— PROBLEM STATEMENT —
Count every line in the entries that contains "JSON". Report that count alone.

-- start of EXTRACTED ENTRIES --

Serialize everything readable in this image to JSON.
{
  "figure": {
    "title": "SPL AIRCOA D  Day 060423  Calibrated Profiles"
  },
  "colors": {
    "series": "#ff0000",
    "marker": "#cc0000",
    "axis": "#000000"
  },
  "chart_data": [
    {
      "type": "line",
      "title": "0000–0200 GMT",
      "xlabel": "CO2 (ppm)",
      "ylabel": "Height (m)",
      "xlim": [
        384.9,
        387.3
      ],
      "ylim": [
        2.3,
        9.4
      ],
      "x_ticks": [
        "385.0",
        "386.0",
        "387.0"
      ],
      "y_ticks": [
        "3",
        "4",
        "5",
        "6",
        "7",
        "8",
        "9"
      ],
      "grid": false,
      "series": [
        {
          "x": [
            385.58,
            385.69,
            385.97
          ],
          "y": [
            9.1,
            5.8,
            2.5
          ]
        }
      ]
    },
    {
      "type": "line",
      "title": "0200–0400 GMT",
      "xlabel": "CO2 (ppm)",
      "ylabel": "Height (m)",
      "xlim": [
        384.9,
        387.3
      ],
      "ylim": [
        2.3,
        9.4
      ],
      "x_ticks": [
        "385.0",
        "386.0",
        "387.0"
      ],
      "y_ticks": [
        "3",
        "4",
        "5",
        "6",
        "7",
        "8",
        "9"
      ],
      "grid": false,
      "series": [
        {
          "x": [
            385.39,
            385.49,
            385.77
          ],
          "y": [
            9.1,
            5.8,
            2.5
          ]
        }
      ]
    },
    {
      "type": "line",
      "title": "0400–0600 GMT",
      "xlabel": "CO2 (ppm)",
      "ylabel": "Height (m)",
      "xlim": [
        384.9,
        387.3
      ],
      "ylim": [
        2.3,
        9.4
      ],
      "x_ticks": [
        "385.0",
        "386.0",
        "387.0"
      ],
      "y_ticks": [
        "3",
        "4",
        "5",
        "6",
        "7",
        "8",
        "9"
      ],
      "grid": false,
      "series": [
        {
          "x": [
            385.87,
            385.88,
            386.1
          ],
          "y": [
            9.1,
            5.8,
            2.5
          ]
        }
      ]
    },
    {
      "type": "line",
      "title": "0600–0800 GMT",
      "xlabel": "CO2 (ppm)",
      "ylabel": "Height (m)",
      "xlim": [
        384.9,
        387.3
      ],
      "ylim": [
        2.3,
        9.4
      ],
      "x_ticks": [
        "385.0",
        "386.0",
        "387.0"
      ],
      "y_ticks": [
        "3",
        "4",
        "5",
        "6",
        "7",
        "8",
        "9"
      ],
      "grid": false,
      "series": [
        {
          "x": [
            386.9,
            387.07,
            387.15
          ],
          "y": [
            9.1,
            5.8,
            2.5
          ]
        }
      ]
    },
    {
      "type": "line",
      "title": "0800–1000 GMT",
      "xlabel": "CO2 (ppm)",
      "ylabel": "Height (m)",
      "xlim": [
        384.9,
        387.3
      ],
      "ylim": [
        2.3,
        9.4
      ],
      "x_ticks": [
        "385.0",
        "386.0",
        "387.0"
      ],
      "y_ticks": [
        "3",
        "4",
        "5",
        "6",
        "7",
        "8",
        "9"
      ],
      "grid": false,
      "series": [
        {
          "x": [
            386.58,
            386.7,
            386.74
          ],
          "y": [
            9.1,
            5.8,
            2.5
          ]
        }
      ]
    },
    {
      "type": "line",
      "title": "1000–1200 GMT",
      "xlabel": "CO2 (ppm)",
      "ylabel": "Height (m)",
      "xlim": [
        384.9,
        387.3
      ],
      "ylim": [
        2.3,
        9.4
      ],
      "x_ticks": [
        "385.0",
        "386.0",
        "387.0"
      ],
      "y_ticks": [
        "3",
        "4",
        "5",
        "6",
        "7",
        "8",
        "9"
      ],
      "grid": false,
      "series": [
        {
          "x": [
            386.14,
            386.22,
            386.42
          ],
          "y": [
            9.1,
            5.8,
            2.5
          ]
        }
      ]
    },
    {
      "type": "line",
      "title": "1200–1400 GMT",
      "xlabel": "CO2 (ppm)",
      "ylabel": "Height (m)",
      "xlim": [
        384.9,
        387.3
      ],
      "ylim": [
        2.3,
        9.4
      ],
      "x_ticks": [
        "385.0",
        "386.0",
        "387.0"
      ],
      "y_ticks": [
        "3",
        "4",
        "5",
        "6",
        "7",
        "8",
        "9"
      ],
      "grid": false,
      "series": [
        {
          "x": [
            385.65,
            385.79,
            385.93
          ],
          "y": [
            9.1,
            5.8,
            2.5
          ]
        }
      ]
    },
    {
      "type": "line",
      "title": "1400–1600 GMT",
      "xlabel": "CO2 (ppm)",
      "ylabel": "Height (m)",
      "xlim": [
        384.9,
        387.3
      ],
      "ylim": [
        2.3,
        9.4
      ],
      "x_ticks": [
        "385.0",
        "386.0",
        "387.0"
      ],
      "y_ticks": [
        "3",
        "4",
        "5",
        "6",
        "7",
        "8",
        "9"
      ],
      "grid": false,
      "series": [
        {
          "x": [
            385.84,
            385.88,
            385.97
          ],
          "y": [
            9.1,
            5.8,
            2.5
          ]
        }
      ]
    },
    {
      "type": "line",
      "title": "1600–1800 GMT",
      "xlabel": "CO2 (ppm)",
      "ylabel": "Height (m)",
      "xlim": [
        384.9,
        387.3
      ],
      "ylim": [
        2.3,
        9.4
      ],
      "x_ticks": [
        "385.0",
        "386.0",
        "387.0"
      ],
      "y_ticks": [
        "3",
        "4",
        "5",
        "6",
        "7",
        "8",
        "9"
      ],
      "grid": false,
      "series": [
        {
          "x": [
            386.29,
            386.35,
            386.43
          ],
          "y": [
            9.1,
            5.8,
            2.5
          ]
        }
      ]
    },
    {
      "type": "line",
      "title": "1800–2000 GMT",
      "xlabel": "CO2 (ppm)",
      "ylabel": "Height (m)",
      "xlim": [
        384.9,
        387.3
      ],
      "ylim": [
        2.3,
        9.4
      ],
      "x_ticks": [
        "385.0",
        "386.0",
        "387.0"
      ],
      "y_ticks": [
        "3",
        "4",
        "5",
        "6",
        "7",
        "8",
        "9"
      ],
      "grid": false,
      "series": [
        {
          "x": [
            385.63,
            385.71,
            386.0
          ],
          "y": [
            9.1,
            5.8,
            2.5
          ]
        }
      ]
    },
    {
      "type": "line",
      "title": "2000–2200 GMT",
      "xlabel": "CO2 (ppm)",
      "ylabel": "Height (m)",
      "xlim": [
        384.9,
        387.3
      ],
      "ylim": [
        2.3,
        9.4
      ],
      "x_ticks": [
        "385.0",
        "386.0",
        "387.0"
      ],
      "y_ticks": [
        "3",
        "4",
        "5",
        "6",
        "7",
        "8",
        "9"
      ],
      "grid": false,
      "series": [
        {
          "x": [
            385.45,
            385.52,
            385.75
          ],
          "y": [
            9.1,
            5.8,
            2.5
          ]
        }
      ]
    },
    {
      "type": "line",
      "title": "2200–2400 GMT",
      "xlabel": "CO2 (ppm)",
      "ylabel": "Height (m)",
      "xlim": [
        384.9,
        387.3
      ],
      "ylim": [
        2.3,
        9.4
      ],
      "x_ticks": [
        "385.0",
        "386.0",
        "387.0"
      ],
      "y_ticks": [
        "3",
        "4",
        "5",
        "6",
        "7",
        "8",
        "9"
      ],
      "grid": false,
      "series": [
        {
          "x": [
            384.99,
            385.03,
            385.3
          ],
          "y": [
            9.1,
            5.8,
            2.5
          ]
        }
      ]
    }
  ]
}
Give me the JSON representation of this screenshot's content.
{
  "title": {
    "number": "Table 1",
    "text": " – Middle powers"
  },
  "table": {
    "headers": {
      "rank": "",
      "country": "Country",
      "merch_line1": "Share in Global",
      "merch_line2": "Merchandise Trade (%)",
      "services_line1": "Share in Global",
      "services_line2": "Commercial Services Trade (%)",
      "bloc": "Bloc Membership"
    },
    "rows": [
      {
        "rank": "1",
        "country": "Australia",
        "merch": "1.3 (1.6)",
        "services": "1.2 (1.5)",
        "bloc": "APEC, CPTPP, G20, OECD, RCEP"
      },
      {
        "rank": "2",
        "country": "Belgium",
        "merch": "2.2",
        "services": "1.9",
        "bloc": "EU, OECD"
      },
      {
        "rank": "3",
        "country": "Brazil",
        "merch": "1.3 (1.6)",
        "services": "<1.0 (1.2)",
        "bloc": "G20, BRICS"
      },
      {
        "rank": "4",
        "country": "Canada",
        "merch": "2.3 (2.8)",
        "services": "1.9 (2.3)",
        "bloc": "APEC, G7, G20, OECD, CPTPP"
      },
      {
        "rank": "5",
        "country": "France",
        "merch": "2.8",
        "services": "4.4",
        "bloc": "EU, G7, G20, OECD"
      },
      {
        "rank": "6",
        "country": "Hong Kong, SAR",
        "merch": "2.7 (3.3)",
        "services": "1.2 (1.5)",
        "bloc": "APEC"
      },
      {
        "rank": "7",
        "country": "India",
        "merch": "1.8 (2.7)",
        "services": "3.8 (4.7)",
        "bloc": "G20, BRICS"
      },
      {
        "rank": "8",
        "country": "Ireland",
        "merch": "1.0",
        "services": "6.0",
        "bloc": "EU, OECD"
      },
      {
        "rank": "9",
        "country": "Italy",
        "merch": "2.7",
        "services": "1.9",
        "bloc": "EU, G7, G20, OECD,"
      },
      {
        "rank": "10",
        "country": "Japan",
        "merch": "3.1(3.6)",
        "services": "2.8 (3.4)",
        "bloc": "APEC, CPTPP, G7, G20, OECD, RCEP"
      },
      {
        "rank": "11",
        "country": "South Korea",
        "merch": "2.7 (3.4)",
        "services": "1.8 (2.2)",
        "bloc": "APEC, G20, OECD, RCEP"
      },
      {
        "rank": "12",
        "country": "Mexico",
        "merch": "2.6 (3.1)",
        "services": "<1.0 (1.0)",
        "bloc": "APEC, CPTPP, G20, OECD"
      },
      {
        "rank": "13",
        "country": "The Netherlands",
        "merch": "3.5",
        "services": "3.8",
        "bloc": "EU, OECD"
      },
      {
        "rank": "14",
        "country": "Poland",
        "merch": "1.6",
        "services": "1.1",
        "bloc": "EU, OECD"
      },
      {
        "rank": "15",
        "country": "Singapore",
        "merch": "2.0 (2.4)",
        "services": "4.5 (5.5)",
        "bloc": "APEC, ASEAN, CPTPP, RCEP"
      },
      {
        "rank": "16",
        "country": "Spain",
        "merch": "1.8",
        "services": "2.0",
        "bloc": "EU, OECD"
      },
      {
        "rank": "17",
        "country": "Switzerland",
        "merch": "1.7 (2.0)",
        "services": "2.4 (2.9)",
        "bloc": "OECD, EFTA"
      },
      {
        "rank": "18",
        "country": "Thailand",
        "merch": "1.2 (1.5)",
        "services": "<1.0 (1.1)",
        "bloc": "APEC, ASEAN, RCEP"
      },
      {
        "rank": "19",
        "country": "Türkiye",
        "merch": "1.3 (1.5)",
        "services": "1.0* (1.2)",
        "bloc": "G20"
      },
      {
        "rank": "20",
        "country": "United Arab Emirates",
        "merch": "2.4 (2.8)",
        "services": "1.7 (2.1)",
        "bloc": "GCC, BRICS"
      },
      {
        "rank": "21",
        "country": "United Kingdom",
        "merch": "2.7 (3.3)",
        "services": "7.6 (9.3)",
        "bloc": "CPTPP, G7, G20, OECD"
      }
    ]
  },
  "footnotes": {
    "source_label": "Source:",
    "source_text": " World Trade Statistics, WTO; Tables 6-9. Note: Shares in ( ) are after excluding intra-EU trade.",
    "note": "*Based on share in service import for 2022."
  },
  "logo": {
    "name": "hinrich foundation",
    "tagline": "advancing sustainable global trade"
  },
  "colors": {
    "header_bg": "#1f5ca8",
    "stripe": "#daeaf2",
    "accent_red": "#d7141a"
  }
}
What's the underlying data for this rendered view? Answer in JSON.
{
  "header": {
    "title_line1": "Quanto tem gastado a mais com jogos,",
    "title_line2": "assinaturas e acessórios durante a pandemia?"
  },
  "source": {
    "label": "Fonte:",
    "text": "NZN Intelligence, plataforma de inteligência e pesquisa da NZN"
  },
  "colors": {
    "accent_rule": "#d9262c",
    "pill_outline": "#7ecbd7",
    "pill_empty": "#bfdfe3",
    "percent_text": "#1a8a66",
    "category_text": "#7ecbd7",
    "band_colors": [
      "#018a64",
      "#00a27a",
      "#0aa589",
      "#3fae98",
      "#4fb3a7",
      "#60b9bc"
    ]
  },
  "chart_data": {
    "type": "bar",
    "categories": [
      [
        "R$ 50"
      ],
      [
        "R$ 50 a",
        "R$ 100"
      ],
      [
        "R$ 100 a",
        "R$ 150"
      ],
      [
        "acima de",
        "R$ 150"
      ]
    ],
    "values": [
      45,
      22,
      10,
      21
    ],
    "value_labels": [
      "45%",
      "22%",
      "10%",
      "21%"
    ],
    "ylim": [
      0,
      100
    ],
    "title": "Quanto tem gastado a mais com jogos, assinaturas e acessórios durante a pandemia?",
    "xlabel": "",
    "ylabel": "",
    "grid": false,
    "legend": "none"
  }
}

-- end of EXTRACTED ENTRIES --

— WRITTEN SOLUTION —
3